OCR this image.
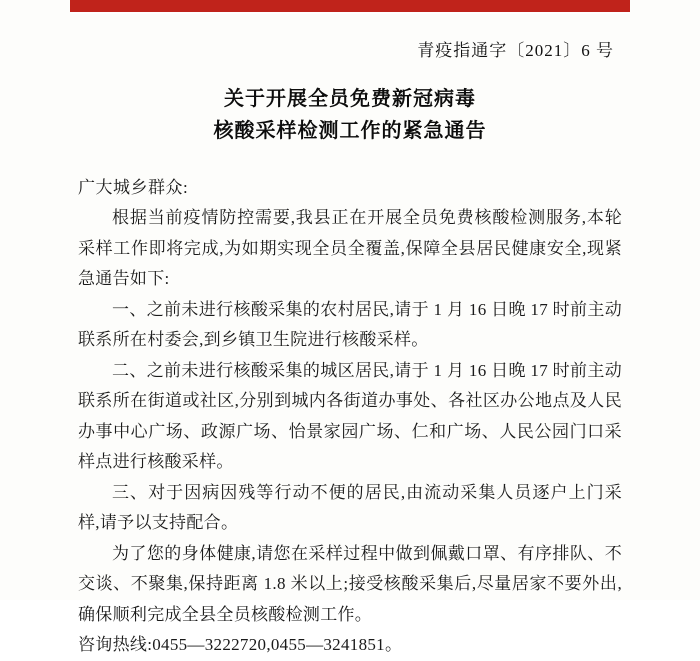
青疫指通字〔2021〕6 号
关于开展全员免费新冠病毒
核酸采样检测工作的紧急通告
广大城乡群众:

根据当前疫情防控需要,我县正在开展全员免费核酸检测服务,本轮采样工作即将完成,为如期实现全员全覆盖,保障全县居民健康安全,现紧急通告如下:

一、之前未进行核酸采集的农村居民,请于 1 月 16 日晚 17 时前主动联系所在村委会,到乡镇卫生院进行核酸采样。

二、之前未进行核酸采集的城区居民,请于 1 月 16 日晚 17 时前主动联系所在街道或社区,分别到城内各街道办事处、各社区办公地点及人民办事中心广场、政源广场、怡景家园广场、仁和广场、人民公园门口采样点进行核酸采样。

三、对于因病因残等行动不便的居民,由流动采集人员逐户上门采样,请予以支持配合。

为了您的身体健康,请您在采样过程中做到佩戴口罩、有序排队、不交谈、不聚集,保持距离 1.8 米以上;接受核酸采集后,尽量居家不要外出,确保顺利完成全县全员核酸检测工作。

咨询热线:0455—3222720,0455—3241851。
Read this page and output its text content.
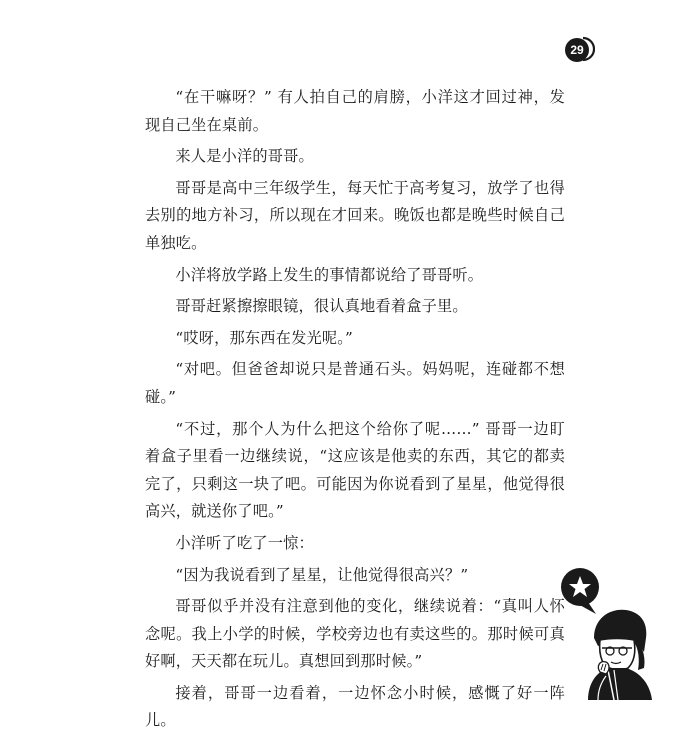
29

“在干嘛呀？” 有人拍自己的肩膀，小洋这才回过神，发现自己坐在桌前。

来人是小洋的哥哥。

哥哥是高中三年级学生，每天忙于高考复习，放学了也得去别的地方补习，所以现在才回来。晚饭也都是晚些时候自己单独吃。

小洋将放学路上发生的事情都说给了哥哥听。

哥哥赶紧擦擦眼镜，很认真地看着盒子里。

“哎呀，那东西在发光呢。”

“对吧。但爸爸却说只是普通石头。妈妈呢，连碰都不想碰。”

“不过，那个人为什么把这个给你了呢……” 哥哥一边盯着盒子里看一边继续说，“这应该是他卖的东西，其它的都卖完了，只剩这一块了吧。可能因为你说看到了星星，他觉得很高兴，就送你了吧。”

小洋听了吃了一惊：

“因为我说看到了星星，让他觉得很高兴？”

哥哥似乎并没有注意到他的变化，继续说着：“真叫人怀念呢。我上小学的时候，学校旁边也有卖这些的。那时候可真好啊，天天都在玩儿。真想回到那时候。”

接着，哥哥一边看着，一边怀念小时候，感慨了好一阵儿。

- DO THIS: Everything from the line containing "Read this page and output its text content." to the last line of the listing above must be reproduced exactly, with no pictures included.

- SOLUTION FOR THIS TASK:
Read this page and output its text content.
29

“在干嘛呀？” 有人拍自己的肩膀，小洋这才回过神，发现自己坐在桌前。

来人是小洋的哥哥。

哥哥是高中三年级学生，每天忙于高考复习，放学了也得去别的地方补习，所以现在才回来。晚饭也都是晚些时候自己单独吃。

小洋将放学路上发生的事情都说给了哥哥听。

哥哥赶紧擦擦眼镜，很认真地看着盒子里。

“哎呀，那东西在发光呢。”

“对吧。但爸爸却说只是普通石头。妈妈呢，连碰都不想碰。”

“不过，那个人为什么把这个给你了呢……” 哥哥一边盯着盒子里看一边继续说，“这应该是他卖的东西，其它的都卖完了，只剩这一块了吧。可能因为你说看到了星星，他觉得很高兴，就送你了吧。”

小洋听了吃了一惊：

“因为我说看到了星星，让他觉得很高兴？”

哥哥似乎并没有注意到他的变化，继续说着：“真叫人怀念呢。我上小学的时候，学校旁边也有卖这些的。那时候可真好啊，天天都在玩儿。真想回到那时候。”

接着，哥哥一边看着，一边怀念小时候，感慨了好一阵儿。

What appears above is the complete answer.